Extracted records:
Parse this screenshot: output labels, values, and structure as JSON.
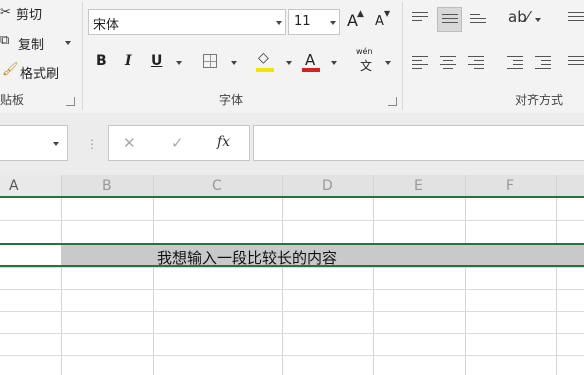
{
  "clipboard": {
    "cut_label": "剪切",
    "copy_label": "复制",
    "format_painter_label": "格式刷",
    "group_label": "贴板"
  },
  "font": {
    "font_name": "宋体",
    "font_size": "11",
    "grow_label": "A",
    "shrink_label": "A",
    "bold_label": "B",
    "italic_label": "I",
    "underline_label": "U",
    "font_color_label": "A",
    "phonetic_top": "wén",
    "phonetic_char": "文",
    "group_label": "字体"
  },
  "alignment": {
    "group_label": "对齐方式"
  },
  "formula_bar": {
    "name_box_value": "",
    "cancel_label": "✕",
    "enter_label": "✓",
    "fx_label": "fx",
    "formula_value": ""
  },
  "grid": {
    "columns": [
      "A",
      "B",
      "C",
      "D",
      "E",
      "F"
    ],
    "merged_cell_text": "我想输入一段比较长的内容"
  },
  "colors": {
    "selection_border": "#2f6f3e",
    "merged_fill": "#c9c9c9",
    "font_color_bar": "#d42020",
    "highlight_yellow": "#f5e400"
  }
}
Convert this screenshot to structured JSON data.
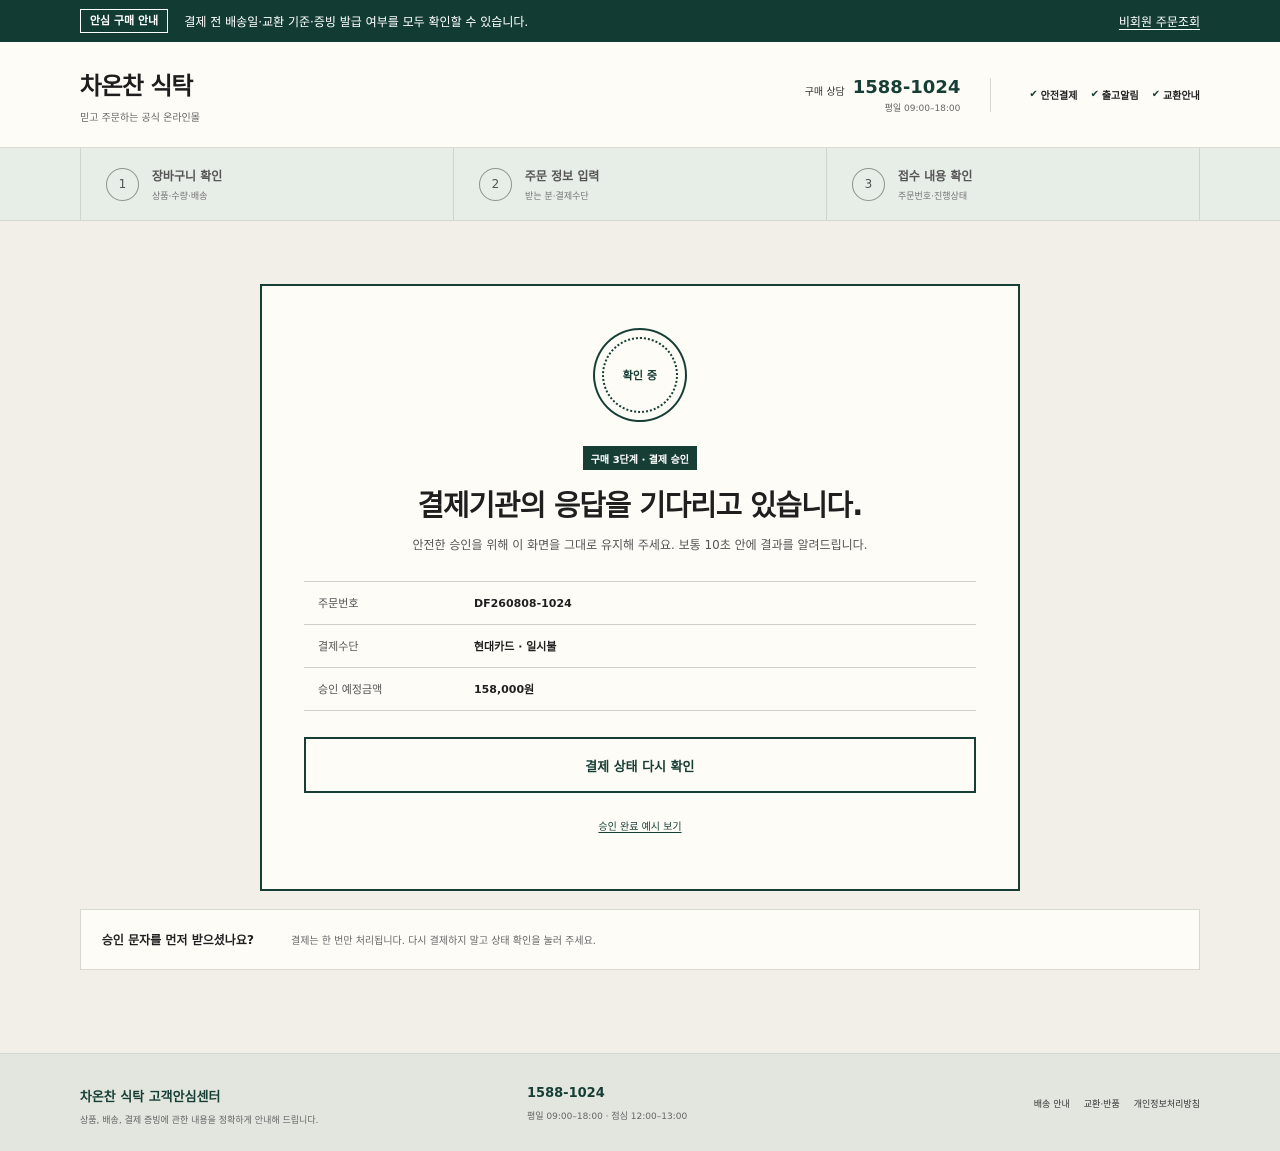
{
  "notice": {
    "badge": "안심 구매 안내",
    "text": "결제 전 배송일·교환 기준·증빙 발급 여부를 모두 확인할 수 있습니다.",
    "link": "비회원 주문조회"
  },
  "header": {
    "brand": "차온찬 식탁",
    "tagline": "믿고 주문하는 공식 온라인몰",
    "contact_label": "구매 상담",
    "phone": "1588-1024",
    "hours": "평일 09:00–18:00",
    "assurances": [
      "안전결제",
      "출고알림",
      "교환안내"
    ]
  },
  "steps": [
    {
      "num": "1",
      "title": "장바구니 확인",
      "desc": "상품·수량·배송"
    },
    {
      "num": "2",
      "title": "주문 정보 입력",
      "desc": "받는 분·결제수단"
    },
    {
      "num": "3",
      "title": "접수 내용 확인",
      "desc": "주문번호·진행상태"
    }
  ],
  "card": {
    "spinner_text": "확인 중",
    "stage_badge": "구매 3단계 · 결제 승인",
    "headline": "결제기관의 응답을 기다리고 있습니다.",
    "subline": "안전한 승인을 위해 이 화면을 그대로 유지해 주세요. 보통 10초 안에 결과를 알려드립니다.",
    "rows": [
      {
        "label": "주문번호",
        "value": "DF260808-1024"
      },
      {
        "label": "결제수단",
        "value": "현대카드 · 일시불"
      },
      {
        "label": "승인 예정금액",
        "value": "158,000원"
      }
    ],
    "recheck_button": "결제 상태 다시 확인",
    "example_link": "승인 완료 예시 보기"
  },
  "help": {
    "title": "승인 문자를 먼저 받으셨나요?",
    "text": "결제는 한 번만 처리됩니다. 다시 결제하지 말고 상태 확인을 눌러 주세요."
  },
  "footer": {
    "title": "차온찬 식탁 고객안심센터",
    "desc": "상품, 배송, 결제 증빙에 관한 내용을 정확하게 안내해 드립니다.",
    "phone": "1588-1024",
    "hours": "평일 09:00–18:00 · 점심 12:00–13:00",
    "links": [
      "배송 안내",
      "교환·반품",
      "개인정보처리방침"
    ]
  },
  "colors": {
    "brand_green": "#163e35",
    "notice_bg": "#113b33",
    "page_bg": "#f2efe9",
    "card_bg": "#fdfcf7"
  }
}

Task requirements: Check every line of the records above for the string "this" and say how many contain it, giving the number alone.

Result of the exercise: 2